Data excerpts:
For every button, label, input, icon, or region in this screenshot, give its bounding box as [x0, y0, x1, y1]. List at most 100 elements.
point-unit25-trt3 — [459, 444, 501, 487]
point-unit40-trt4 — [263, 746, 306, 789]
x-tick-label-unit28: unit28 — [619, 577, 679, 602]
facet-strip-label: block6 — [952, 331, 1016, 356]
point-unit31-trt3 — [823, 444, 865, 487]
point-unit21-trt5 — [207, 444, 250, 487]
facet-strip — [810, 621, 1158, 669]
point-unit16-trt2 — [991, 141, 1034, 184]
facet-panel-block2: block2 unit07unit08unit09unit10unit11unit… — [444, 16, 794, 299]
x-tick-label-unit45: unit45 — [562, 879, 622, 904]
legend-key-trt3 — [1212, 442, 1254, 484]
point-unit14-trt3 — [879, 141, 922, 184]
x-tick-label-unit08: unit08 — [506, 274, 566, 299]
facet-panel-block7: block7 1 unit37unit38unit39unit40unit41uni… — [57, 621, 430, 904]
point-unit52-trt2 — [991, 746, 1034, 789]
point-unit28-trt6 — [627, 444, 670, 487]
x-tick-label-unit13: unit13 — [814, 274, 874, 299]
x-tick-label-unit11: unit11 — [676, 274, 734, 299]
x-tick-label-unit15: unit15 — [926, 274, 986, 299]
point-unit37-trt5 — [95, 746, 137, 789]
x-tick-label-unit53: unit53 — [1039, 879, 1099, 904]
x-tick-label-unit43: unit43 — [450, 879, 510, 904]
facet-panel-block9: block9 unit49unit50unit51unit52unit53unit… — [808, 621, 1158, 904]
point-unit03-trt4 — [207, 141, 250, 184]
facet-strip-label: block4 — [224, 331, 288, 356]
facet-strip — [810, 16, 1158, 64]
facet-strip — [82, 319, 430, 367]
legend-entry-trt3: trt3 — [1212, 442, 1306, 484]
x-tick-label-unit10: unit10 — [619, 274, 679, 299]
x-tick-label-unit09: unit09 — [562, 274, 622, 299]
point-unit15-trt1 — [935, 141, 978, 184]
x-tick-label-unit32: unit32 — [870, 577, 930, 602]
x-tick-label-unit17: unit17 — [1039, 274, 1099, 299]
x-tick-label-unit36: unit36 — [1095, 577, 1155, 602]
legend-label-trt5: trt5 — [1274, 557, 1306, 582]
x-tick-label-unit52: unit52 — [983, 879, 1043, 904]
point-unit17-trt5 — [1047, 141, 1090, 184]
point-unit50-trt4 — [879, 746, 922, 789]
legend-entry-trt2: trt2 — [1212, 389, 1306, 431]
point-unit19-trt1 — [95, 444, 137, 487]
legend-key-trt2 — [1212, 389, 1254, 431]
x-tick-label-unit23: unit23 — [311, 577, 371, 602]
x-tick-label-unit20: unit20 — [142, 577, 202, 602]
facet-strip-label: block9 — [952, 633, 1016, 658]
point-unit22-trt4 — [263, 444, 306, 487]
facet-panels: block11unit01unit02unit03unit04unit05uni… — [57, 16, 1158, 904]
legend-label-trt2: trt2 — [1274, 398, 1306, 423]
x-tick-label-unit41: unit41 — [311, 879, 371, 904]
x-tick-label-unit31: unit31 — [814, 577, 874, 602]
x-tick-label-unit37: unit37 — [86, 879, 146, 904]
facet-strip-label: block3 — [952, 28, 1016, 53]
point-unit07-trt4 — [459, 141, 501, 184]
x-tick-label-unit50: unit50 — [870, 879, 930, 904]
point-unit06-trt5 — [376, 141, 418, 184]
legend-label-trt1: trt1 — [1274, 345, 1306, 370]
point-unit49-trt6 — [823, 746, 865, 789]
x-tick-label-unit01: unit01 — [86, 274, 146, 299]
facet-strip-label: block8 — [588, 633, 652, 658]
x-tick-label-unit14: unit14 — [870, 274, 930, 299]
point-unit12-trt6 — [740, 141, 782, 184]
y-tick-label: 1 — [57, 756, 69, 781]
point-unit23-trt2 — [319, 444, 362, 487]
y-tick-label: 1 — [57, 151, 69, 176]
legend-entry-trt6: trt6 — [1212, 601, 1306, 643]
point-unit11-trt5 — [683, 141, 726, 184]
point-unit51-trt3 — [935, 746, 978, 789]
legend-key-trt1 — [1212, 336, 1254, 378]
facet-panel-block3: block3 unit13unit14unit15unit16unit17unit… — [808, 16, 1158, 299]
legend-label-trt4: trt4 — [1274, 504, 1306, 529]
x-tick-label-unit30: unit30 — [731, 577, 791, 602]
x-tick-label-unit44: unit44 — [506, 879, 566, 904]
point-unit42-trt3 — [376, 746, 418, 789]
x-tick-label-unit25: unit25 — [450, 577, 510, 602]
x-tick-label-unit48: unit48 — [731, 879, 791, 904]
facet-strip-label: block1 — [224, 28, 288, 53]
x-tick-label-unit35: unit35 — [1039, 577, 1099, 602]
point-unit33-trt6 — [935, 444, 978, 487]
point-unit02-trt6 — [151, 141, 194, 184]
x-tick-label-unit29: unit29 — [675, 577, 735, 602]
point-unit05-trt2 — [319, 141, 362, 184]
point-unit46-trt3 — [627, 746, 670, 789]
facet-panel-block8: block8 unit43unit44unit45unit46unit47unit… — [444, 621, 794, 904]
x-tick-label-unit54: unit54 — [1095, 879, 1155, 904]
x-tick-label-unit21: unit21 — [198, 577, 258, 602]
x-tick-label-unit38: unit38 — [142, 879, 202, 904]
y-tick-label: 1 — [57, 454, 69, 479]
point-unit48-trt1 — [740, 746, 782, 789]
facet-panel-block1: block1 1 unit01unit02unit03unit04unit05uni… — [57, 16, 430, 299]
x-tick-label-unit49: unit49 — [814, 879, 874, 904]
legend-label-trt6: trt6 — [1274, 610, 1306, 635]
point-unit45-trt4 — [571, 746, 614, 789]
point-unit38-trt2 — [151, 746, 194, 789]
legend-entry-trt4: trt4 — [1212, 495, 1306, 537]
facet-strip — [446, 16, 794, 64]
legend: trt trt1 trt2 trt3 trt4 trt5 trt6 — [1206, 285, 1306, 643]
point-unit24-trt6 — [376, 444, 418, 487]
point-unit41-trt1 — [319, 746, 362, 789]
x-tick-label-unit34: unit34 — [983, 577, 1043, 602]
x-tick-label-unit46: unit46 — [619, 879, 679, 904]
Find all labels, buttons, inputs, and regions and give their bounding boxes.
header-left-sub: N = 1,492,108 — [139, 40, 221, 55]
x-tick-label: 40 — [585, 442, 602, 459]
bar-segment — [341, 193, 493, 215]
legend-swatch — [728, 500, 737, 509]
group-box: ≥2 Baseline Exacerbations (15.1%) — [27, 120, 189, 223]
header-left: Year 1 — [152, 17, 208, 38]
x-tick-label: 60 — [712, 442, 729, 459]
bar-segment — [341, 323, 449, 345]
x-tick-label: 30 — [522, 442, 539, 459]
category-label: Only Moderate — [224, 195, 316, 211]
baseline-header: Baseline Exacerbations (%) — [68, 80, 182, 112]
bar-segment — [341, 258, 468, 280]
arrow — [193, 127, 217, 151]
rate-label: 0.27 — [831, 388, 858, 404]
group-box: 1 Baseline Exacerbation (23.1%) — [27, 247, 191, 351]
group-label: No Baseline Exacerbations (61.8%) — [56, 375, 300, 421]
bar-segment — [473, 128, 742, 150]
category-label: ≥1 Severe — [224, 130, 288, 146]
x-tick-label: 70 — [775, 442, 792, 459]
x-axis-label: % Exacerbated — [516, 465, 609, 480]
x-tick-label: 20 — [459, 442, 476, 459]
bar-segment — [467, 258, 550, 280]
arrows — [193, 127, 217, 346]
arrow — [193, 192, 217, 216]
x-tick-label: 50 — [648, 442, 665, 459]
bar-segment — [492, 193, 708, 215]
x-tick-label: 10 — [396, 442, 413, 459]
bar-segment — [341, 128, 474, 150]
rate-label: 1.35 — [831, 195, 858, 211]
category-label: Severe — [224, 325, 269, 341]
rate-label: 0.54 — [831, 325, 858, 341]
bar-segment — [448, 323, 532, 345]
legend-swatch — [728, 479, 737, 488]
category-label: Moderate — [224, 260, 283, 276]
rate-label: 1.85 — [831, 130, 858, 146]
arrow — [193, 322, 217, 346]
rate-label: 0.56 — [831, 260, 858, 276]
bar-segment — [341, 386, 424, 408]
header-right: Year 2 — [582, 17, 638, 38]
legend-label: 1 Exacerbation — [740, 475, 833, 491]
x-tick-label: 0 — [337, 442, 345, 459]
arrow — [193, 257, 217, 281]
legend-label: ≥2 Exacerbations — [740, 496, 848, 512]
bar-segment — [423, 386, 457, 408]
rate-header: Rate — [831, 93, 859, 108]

Requirement:
Recast the items as a numbered list, running from the first line of the items through the line that contains "x-tick-label-unit13: unit13 —", inclusive. Omit blank lines.

Task output:
1. For every button, label, input, icon, or region in this screenshot, give its bounding box as [x0, y0, x1, y1]. List at most 100 elements.
2. point-unit25-trt3 — [459, 444, 501, 487]
3. point-unit40-trt4 — [263, 746, 306, 789]
4. x-tick-label-unit28: unit28 — [619, 577, 679, 602]
5. facet-strip-label: block6 — [952, 331, 1016, 356]
6. point-unit31-trt3 — [823, 444, 865, 487]
7. point-unit21-trt5 — [207, 444, 250, 487]
8. facet-strip — [810, 621, 1158, 669]
9. point-unit16-trt2 — [991, 141, 1034, 184]
10. facet-panel-block2: block2 unit07unit08unit09unit10unit11unit… — [444, 16, 794, 299]
11. x-tick-label-unit45: unit45 — [562, 879, 622, 904]
12. legend-key-trt3 — [1212, 442, 1254, 484]
13. point-unit14-trt3 — [879, 141, 922, 184]
14. x-tick-label-unit08: unit08 — [506, 274, 566, 299]
15. facet-panel-block7: block7 1 unit37unit38unit39unit40unit41uni… — [57, 621, 430, 904]
16. point-unit52-trt2 — [991, 746, 1034, 789]
17. point-unit28-trt6 — [627, 444, 670, 487]
18. x-tick-label-unit13: unit13 — [814, 274, 874, 299]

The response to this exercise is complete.